-- TO DO --
Below are some records. Copy every line in them that holds "Display".

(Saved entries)
* * *
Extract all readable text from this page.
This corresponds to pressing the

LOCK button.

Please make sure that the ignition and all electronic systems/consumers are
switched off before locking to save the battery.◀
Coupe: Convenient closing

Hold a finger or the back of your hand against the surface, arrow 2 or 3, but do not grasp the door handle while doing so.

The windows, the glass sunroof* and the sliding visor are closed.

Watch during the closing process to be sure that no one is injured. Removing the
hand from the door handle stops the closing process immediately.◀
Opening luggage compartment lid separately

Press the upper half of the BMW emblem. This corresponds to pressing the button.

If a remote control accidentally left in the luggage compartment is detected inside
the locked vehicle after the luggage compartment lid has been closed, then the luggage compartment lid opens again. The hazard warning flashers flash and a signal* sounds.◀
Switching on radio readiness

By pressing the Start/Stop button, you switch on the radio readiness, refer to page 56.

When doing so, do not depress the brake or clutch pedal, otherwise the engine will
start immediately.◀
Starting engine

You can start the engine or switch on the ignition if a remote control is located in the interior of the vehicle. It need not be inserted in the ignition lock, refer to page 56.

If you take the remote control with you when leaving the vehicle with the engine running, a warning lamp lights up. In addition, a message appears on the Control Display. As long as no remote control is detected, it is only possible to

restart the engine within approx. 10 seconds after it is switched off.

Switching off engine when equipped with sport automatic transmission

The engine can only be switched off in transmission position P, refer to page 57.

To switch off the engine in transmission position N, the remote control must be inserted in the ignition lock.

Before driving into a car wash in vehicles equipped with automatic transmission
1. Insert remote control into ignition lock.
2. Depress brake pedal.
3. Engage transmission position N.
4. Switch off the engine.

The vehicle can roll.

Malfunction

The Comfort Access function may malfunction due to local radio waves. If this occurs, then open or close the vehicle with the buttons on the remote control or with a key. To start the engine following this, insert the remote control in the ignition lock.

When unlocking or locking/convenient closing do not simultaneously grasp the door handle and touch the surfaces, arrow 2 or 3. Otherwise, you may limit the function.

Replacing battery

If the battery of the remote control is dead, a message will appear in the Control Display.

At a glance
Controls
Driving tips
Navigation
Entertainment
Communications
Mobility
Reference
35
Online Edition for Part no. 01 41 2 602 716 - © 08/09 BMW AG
* * *
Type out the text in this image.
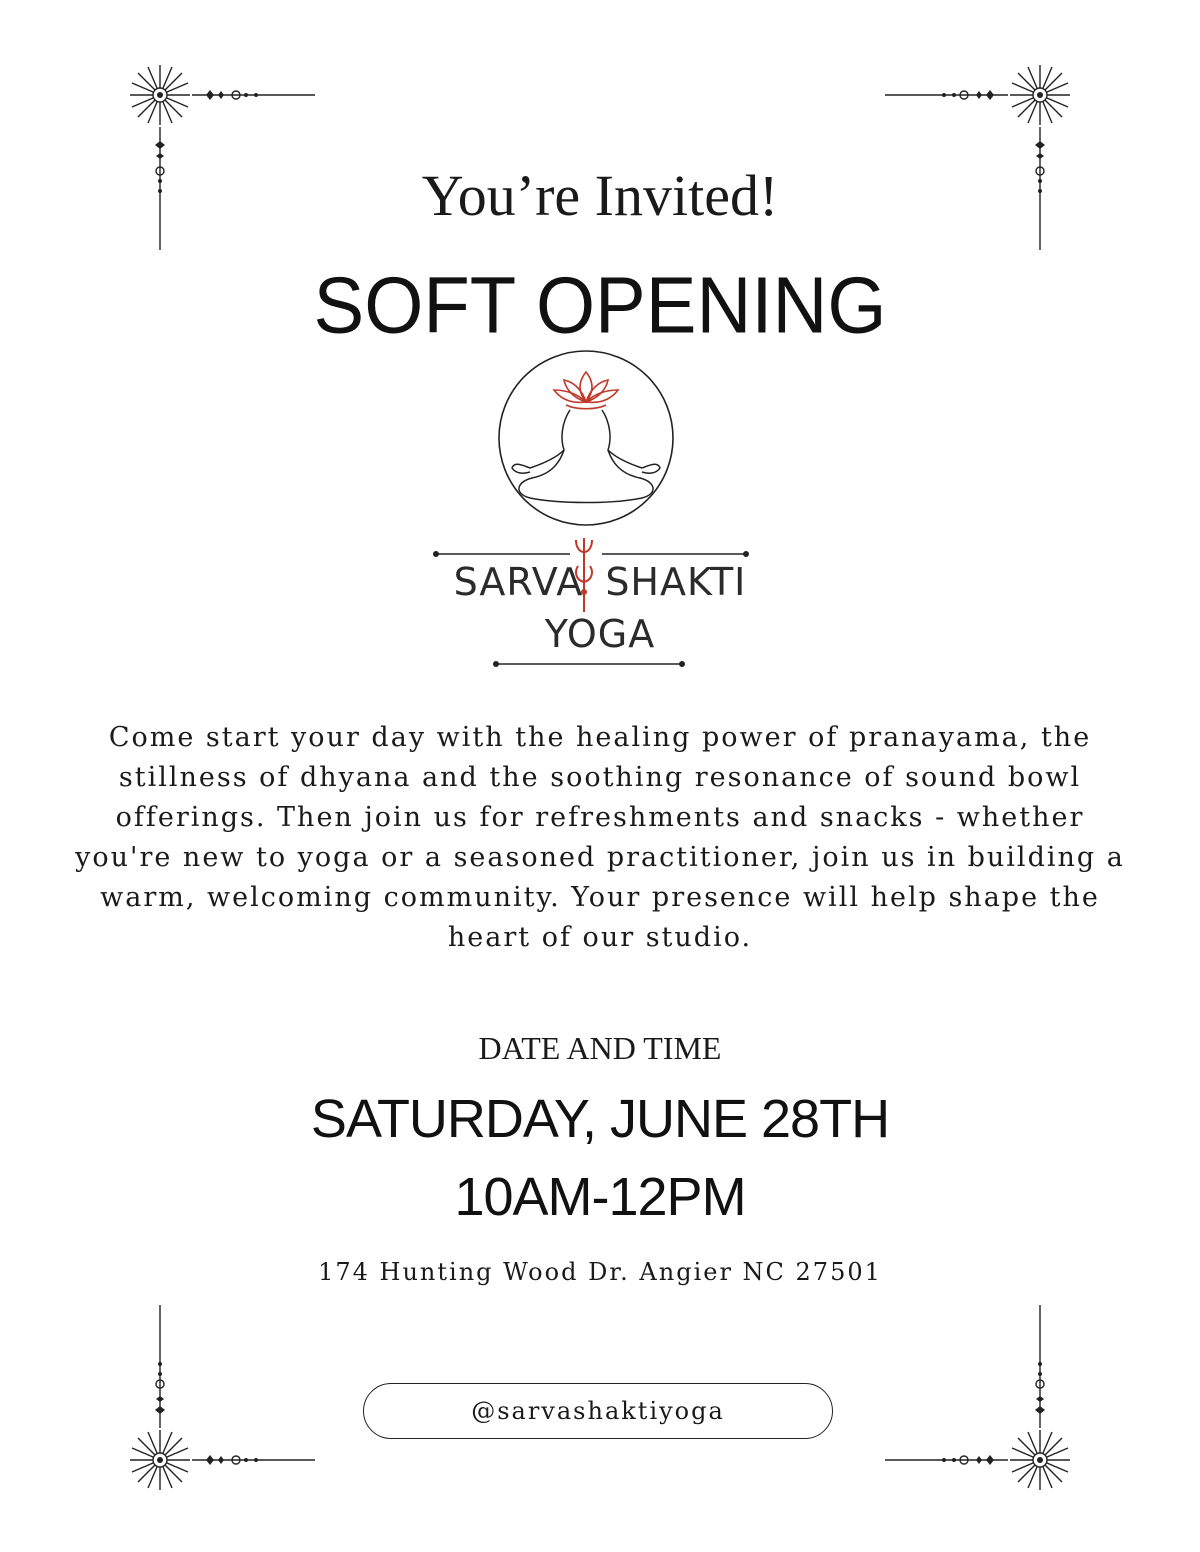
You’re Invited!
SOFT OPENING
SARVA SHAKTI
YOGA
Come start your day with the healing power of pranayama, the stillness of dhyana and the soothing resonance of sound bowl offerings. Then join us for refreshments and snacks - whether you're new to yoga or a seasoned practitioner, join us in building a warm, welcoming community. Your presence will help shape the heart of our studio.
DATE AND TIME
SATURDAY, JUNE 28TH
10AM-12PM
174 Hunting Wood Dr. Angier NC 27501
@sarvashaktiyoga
* * *
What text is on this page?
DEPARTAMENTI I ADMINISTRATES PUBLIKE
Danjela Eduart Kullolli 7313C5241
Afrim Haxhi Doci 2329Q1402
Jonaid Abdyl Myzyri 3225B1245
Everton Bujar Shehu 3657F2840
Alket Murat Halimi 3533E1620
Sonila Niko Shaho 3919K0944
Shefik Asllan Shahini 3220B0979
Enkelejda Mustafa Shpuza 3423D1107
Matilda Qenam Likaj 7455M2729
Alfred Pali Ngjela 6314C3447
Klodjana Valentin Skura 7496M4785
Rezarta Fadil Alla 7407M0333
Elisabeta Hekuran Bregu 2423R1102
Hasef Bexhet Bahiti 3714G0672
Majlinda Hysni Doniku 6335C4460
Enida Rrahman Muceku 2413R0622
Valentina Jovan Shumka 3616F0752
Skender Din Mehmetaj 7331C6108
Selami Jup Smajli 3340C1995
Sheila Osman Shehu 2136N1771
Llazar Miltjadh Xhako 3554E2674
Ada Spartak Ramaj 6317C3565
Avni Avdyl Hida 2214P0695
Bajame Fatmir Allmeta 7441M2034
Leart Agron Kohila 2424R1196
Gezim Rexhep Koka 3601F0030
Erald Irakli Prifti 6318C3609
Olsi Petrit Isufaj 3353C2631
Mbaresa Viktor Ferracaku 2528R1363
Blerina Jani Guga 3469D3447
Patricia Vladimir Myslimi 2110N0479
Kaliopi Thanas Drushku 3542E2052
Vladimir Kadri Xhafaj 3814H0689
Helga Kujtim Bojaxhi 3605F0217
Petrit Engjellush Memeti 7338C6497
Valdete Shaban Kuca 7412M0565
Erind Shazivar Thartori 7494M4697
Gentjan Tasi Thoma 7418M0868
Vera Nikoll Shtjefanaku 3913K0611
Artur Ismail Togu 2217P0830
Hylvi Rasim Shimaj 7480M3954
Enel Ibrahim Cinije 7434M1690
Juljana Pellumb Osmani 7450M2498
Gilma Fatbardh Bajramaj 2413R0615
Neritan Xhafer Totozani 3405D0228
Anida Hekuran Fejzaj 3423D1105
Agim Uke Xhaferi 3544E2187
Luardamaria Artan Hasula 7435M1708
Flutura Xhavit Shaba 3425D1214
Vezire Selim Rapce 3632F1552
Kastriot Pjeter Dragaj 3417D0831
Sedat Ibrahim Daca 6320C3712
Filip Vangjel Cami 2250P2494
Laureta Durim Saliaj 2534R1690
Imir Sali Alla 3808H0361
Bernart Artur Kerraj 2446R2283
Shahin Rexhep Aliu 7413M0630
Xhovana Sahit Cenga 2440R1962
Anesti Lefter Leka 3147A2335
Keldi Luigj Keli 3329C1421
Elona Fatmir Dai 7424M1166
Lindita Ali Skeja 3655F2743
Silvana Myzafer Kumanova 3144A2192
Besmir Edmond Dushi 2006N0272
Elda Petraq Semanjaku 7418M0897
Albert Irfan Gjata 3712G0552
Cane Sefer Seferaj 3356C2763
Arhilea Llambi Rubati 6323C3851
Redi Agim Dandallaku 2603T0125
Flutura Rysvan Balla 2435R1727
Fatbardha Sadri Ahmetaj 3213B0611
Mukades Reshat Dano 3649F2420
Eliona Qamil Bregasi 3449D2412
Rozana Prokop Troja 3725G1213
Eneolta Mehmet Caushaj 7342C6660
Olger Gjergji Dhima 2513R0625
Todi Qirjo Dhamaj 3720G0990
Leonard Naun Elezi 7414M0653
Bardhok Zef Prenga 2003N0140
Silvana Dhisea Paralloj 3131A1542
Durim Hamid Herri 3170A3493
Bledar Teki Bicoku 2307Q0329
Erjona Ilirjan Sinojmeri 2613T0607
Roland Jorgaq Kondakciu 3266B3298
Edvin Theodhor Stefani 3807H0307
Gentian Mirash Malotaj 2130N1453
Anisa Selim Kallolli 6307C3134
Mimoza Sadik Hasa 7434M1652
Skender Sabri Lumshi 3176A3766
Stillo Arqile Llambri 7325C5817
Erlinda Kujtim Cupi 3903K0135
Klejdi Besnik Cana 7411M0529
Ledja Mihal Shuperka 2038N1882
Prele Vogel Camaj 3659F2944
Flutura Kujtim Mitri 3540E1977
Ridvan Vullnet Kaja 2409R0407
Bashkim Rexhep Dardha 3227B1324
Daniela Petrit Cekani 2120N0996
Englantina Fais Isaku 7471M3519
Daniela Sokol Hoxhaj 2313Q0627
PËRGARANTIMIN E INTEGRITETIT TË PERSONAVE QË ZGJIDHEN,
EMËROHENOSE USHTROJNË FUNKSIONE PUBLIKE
* * *
-- TASK SOLUTION --
If you take the remote control with you when leaving the vehicle with the engine running, a warning lamp lights up. In addition, a message appears on the Control Display. As long as no remote control is detected, it is only possible to
If the battery of the remote control is dead, a message will appear in the Control Display.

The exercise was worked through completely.